▶ _Problem description_
Rewrite the listing below, replacing "data-point" with "marker" everywhere and leaving everything else unchanged.

▶ _Entries supplied_
-*-

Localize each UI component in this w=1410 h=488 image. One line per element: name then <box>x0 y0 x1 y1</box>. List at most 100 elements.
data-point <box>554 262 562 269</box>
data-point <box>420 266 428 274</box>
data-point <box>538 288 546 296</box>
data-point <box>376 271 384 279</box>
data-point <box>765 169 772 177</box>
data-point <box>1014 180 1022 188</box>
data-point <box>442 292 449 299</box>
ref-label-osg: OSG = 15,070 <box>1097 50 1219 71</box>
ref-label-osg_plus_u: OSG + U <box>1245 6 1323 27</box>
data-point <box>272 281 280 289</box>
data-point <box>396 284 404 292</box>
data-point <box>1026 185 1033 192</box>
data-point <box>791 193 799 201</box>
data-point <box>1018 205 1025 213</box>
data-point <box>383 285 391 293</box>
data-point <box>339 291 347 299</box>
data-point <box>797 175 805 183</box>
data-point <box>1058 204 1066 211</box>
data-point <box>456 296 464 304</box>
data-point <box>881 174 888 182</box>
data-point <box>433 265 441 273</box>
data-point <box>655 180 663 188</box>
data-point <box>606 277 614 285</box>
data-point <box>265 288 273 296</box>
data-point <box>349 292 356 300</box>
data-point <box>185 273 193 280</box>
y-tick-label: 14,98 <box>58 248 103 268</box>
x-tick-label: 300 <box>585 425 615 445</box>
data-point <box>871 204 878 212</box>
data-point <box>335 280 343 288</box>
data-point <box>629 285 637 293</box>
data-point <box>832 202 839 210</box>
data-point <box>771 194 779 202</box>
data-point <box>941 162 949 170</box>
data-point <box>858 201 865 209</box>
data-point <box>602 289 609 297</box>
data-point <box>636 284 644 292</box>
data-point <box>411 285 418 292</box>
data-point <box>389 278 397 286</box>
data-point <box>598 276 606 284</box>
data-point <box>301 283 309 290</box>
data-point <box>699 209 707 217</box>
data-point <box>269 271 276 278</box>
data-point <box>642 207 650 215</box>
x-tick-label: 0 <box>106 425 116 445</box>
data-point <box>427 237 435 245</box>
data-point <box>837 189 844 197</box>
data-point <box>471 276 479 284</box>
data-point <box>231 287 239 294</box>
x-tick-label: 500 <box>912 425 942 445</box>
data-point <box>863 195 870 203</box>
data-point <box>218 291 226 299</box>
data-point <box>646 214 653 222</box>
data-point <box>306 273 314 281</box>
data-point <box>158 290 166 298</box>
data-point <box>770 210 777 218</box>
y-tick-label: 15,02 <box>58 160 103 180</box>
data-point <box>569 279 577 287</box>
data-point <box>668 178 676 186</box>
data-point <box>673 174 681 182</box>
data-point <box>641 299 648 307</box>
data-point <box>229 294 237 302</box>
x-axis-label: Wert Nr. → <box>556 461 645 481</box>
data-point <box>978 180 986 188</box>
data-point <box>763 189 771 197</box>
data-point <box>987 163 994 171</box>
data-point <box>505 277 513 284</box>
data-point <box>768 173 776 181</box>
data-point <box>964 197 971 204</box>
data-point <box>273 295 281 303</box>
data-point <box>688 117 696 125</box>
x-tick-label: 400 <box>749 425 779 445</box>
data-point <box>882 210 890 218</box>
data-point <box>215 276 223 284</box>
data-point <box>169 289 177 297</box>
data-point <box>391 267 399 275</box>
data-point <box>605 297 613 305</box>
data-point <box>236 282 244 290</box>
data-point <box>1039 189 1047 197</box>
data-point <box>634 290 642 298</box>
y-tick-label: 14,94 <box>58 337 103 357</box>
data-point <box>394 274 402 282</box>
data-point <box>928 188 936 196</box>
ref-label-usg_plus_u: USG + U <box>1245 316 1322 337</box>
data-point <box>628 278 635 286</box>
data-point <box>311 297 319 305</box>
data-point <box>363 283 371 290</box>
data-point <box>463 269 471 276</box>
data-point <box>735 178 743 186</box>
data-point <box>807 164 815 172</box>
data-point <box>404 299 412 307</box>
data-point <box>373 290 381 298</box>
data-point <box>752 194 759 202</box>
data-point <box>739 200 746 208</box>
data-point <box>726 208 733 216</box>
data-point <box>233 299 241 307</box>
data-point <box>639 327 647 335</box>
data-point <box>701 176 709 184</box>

-*-

▶ _Solution to the exercise_
Localize each UI component in this w=1410 h=488 image. One line per element: name then <box>x0 y0 x1 y1</box>. List at most 100 elements.
marker <box>554 262 562 269</box>
marker <box>420 266 428 274</box>
marker <box>538 288 546 296</box>
marker <box>376 271 384 279</box>
marker <box>765 169 772 177</box>
marker <box>1014 180 1022 188</box>
marker <box>442 292 449 299</box>
ref-label-osg: OSG = 15,070 <box>1097 50 1219 71</box>
ref-label-osg_plus_u: OSG + U <box>1245 6 1323 27</box>
marker <box>272 281 280 289</box>
marker <box>396 284 404 292</box>
marker <box>1026 185 1033 192</box>
marker <box>791 193 799 201</box>
marker <box>1018 205 1025 213</box>
marker <box>383 285 391 293</box>
marker <box>339 291 347 299</box>
marker <box>797 175 805 183</box>
marker <box>1058 204 1066 211</box>
marker <box>456 296 464 304</box>
marker <box>881 174 888 182</box>
marker <box>433 265 441 273</box>
marker <box>655 180 663 188</box>
marker <box>606 277 614 285</box>
marker <box>265 288 273 296</box>
marker <box>349 292 356 300</box>
marker <box>185 273 193 280</box>
y-tick-label: 14,98 <box>58 248 103 268</box>
x-tick-label: 300 <box>585 425 615 445</box>
marker <box>871 204 878 212</box>
marker <box>335 280 343 288</box>
marker <box>629 285 637 293</box>
marker <box>832 202 839 210</box>
marker <box>771 194 779 202</box>
marker <box>941 162 949 170</box>
marker <box>858 201 865 209</box>
marker <box>602 289 609 297</box>
marker <box>636 284 644 292</box>
marker <box>411 285 418 292</box>
marker <box>389 278 397 286</box>
marker <box>598 276 606 284</box>
marker <box>301 283 309 290</box>
marker <box>699 209 707 217</box>
marker <box>269 271 276 278</box>
marker <box>642 207 650 215</box>
x-tick-label: 0 <box>106 425 116 445</box>
marker <box>427 237 435 245</box>
marker <box>837 189 844 197</box>
marker <box>471 276 479 284</box>
marker <box>231 287 239 294</box>
x-tick-label: 500 <box>912 425 942 445</box>
marker <box>863 195 870 203</box>
marker <box>218 291 226 299</box>
marker <box>646 214 653 222</box>
marker <box>306 273 314 281</box>
marker <box>158 290 166 298</box>
marker <box>770 210 777 218</box>
y-tick-label: 15,02 <box>58 160 103 180</box>
marker <box>569 279 577 287</box>
marker <box>668 178 676 186</box>
marker <box>673 174 681 182</box>
marker <box>641 299 648 307</box>
marker <box>229 294 237 302</box>
x-axis-label: Wert Nr. → <box>556 461 645 481</box>
marker <box>978 180 986 188</box>
marker <box>763 189 771 197</box>
marker <box>987 163 994 171</box>
marker <box>505 277 513 284</box>
marker <box>768 173 776 181</box>
marker <box>964 197 971 204</box>
marker <box>273 295 281 303</box>
marker <box>688 117 696 125</box>
x-tick-label: 400 <box>749 425 779 445</box>
marker <box>882 210 890 218</box>
marker <box>215 276 223 284</box>
marker <box>169 289 177 297</box>
marker <box>391 267 399 275</box>
marker <box>605 297 613 305</box>
marker <box>236 282 244 290</box>
marker <box>1039 189 1047 197</box>
marker <box>634 290 642 298</box>
y-tick-label: 14,94 <box>58 337 103 357</box>
marker <box>394 274 402 282</box>
marker <box>928 188 936 196</box>
ref-label-usg_plus_u: USG + U <box>1245 316 1322 337</box>
marker <box>628 278 635 286</box>
marker <box>311 297 319 305</box>
marker <box>363 283 371 290</box>
marker <box>463 269 471 276</box>
marker <box>735 178 743 186</box>
marker <box>807 164 815 172</box>
marker <box>404 299 412 307</box>
marker <box>373 290 381 298</box>
marker <box>752 194 759 202</box>
marker <box>739 200 746 208</box>
marker <box>726 208 733 216</box>
marker <box>233 299 241 307</box>
marker <box>639 327 647 335</box>
marker <box>701 176 709 184</box>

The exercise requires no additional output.